● PROVIDED MATERIAL:
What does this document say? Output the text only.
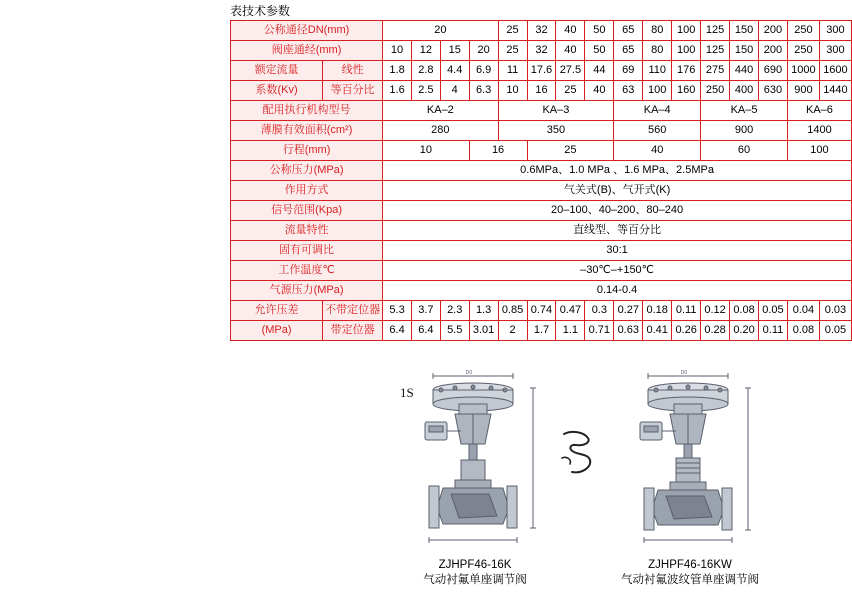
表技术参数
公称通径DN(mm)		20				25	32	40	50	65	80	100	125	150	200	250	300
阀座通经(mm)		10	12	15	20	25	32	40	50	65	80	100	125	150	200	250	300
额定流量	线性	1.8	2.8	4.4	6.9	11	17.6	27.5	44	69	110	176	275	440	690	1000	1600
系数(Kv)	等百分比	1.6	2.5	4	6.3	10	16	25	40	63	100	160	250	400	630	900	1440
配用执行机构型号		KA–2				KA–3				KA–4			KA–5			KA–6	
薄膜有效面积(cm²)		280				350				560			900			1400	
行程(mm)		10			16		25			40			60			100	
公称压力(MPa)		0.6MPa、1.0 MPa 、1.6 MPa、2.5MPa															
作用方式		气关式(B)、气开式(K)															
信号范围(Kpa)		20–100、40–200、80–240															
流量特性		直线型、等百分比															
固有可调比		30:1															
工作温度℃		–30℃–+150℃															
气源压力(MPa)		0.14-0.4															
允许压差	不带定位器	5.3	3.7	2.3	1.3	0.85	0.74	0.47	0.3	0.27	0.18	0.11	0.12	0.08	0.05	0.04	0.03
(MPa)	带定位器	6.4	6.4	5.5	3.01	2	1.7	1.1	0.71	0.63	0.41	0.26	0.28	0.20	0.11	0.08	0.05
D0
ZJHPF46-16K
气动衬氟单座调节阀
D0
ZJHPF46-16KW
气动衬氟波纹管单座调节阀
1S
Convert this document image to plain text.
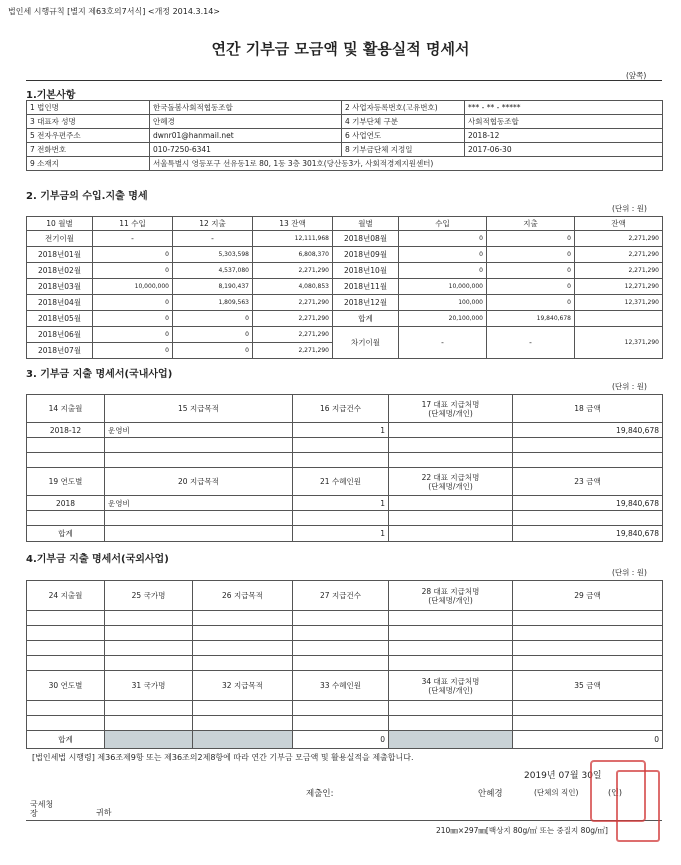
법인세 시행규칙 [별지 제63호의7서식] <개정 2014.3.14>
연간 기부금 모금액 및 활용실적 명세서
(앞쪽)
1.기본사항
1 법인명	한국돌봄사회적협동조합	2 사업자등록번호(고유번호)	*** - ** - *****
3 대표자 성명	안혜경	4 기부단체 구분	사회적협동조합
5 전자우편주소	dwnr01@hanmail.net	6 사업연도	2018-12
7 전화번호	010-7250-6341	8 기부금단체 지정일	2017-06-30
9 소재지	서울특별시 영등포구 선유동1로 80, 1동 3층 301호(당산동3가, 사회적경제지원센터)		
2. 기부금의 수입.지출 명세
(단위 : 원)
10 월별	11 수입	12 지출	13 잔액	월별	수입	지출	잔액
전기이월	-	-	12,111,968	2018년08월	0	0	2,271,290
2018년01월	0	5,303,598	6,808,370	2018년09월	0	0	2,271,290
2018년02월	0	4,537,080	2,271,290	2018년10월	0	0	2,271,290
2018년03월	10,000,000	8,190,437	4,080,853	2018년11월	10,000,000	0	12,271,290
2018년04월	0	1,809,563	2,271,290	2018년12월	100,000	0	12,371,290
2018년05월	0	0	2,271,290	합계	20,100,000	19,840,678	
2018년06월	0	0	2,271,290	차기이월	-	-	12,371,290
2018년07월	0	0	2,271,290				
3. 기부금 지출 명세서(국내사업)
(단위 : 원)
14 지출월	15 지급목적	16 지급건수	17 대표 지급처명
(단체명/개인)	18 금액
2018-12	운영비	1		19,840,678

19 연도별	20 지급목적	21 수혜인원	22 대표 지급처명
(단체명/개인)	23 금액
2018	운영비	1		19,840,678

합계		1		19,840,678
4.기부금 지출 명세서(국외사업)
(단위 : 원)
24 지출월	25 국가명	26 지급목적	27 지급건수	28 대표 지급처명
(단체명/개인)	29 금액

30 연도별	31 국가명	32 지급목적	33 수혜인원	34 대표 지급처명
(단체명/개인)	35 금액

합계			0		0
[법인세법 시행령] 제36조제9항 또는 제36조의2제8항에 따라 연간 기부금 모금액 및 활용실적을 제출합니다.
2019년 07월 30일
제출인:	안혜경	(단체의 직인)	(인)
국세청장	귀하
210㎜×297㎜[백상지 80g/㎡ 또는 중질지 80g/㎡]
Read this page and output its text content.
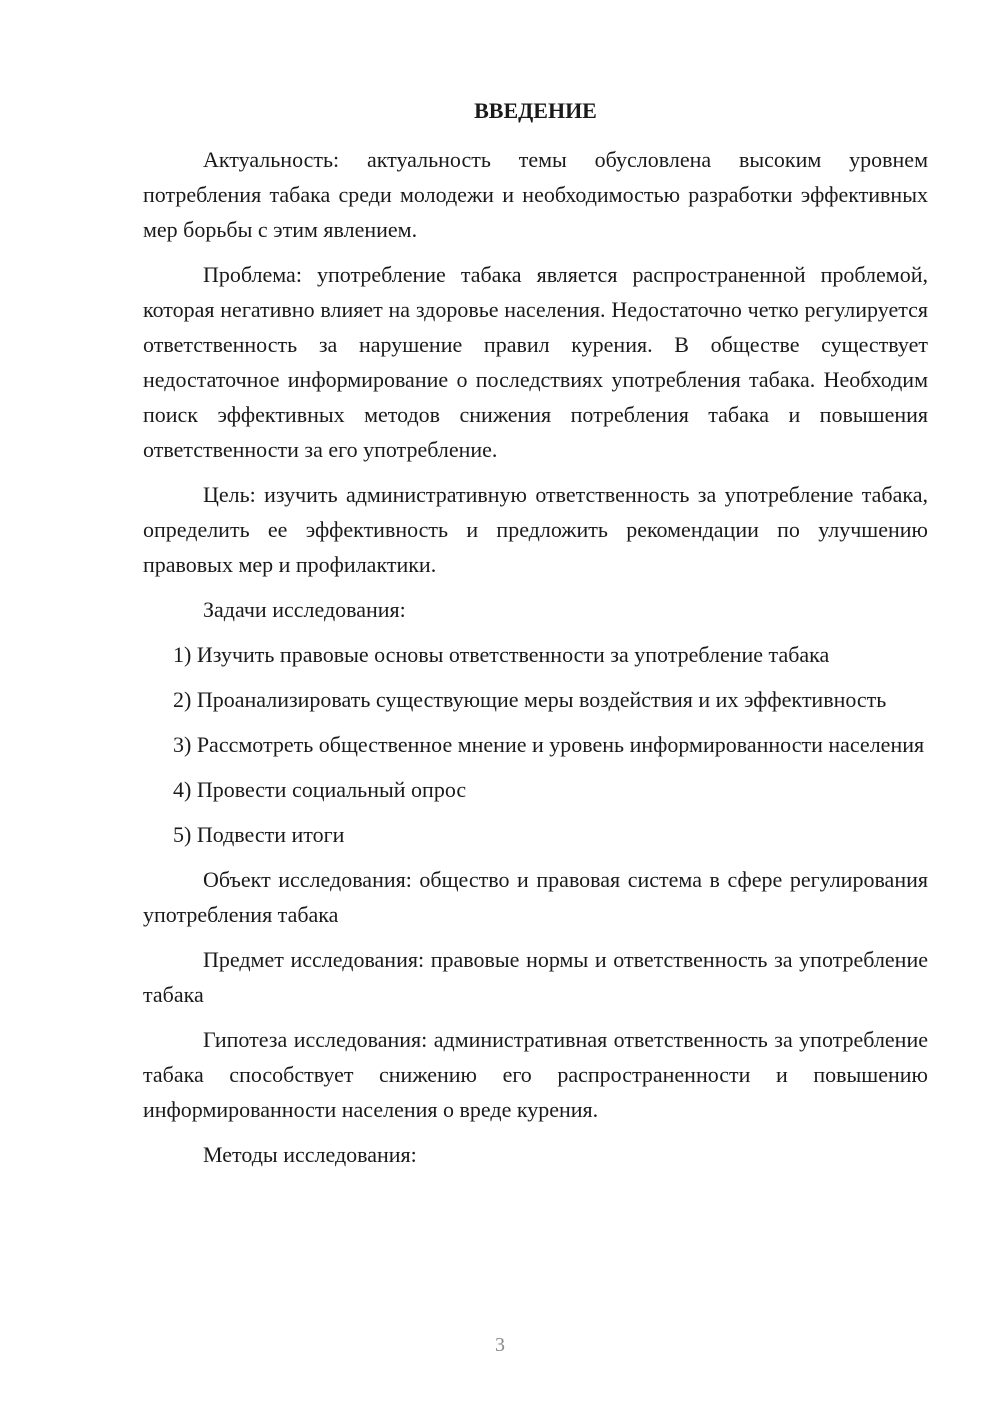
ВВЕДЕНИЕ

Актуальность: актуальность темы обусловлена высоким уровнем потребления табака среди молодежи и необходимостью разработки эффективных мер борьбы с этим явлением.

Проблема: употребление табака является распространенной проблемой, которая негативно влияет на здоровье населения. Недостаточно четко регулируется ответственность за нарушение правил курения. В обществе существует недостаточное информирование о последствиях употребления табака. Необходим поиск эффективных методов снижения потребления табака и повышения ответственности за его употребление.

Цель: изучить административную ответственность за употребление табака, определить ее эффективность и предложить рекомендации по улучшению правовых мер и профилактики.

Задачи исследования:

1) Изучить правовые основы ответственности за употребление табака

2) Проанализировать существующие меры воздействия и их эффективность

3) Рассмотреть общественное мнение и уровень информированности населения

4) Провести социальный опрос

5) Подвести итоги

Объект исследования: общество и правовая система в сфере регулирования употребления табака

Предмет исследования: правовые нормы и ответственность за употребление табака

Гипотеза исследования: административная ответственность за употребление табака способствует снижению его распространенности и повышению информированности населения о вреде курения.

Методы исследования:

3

* * *

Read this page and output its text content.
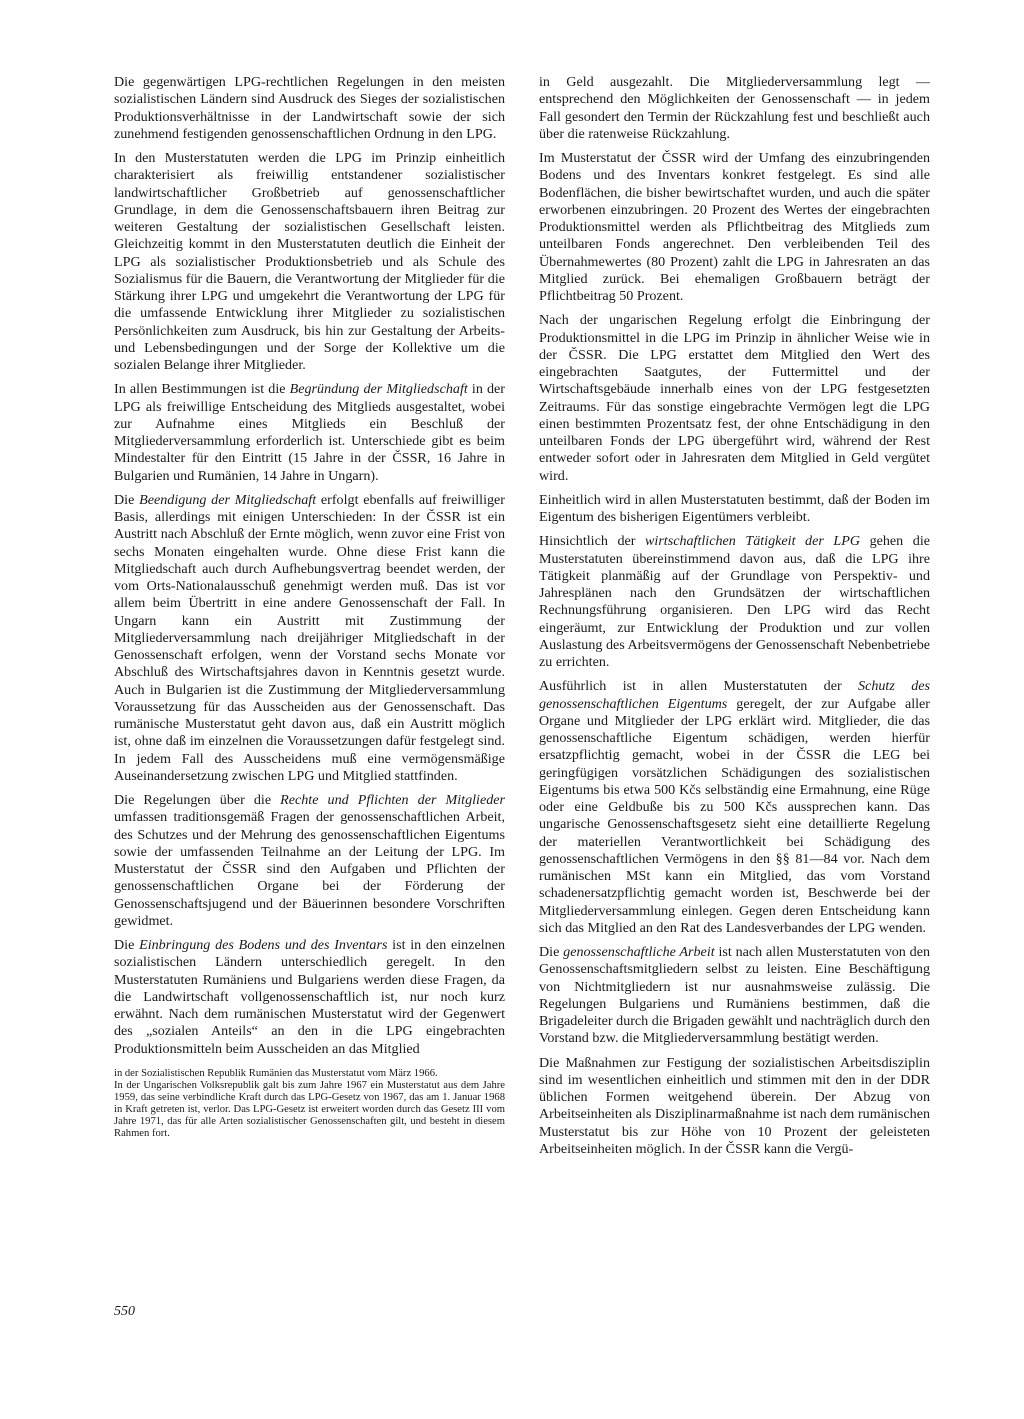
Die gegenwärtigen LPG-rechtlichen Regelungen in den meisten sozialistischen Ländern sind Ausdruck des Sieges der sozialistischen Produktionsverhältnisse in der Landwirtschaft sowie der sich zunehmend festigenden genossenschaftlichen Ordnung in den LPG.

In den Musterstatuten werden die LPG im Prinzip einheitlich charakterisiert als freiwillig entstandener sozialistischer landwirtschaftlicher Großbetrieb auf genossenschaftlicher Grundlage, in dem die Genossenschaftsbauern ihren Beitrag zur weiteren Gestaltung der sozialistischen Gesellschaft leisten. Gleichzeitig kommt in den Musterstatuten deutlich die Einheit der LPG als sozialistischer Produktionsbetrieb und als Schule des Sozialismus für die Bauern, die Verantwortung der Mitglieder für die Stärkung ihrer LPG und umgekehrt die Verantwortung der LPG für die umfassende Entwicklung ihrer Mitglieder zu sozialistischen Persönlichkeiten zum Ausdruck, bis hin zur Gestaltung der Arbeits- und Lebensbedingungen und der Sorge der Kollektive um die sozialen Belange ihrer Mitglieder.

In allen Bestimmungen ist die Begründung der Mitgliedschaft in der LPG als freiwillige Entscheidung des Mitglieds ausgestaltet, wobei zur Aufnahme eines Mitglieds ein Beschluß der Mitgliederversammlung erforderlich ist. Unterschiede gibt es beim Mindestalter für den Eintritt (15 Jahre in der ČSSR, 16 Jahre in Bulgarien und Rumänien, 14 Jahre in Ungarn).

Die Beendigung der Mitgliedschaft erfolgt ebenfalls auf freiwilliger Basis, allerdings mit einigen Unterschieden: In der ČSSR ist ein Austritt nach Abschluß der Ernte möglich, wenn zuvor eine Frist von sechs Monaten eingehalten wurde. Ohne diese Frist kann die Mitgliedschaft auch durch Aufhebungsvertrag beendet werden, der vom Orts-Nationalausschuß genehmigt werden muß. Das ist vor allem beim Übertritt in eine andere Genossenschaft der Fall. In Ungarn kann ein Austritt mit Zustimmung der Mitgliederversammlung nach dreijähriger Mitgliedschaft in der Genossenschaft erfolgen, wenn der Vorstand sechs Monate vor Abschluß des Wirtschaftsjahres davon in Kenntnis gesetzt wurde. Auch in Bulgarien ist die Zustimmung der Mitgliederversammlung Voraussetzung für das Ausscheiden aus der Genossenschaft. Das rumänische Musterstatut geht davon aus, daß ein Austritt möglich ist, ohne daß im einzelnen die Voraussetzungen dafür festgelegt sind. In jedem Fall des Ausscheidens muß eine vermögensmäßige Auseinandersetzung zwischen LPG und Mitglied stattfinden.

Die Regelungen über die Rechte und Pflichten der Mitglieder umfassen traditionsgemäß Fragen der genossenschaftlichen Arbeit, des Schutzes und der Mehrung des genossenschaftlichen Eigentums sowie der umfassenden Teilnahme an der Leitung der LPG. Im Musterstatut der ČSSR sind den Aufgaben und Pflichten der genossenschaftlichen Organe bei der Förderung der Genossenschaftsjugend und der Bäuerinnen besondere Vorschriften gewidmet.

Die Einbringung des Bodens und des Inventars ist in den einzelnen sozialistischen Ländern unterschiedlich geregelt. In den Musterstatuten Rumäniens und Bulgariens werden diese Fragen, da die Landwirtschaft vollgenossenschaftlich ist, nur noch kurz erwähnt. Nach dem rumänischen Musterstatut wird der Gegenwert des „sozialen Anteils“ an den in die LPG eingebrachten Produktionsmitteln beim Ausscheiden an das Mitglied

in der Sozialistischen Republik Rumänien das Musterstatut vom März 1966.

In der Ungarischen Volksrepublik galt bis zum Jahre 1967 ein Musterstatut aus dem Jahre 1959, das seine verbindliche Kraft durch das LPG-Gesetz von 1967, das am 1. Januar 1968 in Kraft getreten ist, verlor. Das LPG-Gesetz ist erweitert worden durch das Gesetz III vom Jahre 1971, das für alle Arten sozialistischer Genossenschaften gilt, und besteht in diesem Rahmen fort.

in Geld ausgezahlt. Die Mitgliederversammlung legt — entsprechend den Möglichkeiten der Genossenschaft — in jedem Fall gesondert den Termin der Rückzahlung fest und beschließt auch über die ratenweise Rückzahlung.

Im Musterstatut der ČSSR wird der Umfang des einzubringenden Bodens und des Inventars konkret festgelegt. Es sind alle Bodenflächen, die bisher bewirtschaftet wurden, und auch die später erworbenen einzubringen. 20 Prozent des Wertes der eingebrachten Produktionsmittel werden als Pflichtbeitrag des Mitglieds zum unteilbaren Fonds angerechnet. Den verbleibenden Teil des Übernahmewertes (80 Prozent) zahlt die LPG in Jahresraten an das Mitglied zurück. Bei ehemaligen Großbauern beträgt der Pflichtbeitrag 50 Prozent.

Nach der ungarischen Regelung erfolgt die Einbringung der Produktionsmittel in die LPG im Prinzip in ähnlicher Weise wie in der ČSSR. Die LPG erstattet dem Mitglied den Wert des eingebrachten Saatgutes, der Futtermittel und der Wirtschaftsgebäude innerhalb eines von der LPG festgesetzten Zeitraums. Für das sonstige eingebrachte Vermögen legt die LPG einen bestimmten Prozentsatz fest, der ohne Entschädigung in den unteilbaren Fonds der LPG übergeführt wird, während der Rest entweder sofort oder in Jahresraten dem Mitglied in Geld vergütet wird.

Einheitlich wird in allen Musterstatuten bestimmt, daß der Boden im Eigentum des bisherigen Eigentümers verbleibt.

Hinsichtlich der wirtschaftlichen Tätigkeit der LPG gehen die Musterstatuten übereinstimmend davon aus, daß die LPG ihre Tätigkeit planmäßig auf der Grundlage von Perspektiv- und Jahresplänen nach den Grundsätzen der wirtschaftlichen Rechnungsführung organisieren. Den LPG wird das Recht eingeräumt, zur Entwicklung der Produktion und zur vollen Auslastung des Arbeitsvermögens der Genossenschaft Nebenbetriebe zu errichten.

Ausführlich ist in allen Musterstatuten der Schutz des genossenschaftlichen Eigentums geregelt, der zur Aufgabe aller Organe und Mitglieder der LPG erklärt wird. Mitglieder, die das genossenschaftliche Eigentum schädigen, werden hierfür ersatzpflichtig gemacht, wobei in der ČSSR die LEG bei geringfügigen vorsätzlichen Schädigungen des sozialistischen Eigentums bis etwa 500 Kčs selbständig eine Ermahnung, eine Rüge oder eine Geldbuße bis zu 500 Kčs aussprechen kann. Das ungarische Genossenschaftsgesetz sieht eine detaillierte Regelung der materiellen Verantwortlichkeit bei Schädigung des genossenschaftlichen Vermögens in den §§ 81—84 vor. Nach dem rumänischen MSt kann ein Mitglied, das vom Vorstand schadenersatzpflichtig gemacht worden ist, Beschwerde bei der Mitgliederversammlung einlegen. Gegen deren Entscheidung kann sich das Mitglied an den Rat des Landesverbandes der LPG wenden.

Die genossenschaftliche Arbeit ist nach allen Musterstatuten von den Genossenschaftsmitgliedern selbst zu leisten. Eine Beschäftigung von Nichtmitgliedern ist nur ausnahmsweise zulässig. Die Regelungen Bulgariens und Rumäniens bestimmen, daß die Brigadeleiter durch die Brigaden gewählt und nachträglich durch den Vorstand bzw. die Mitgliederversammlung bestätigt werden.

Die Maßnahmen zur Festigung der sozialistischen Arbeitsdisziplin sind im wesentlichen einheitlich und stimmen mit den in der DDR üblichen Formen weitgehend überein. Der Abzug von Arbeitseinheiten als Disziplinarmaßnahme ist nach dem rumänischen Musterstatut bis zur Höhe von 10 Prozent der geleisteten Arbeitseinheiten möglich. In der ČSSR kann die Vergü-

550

● SET PROBLEM: Report the number of lines in the entries above that include the word "지급목적" and add nothing to it.

● TASK ANSWER: 4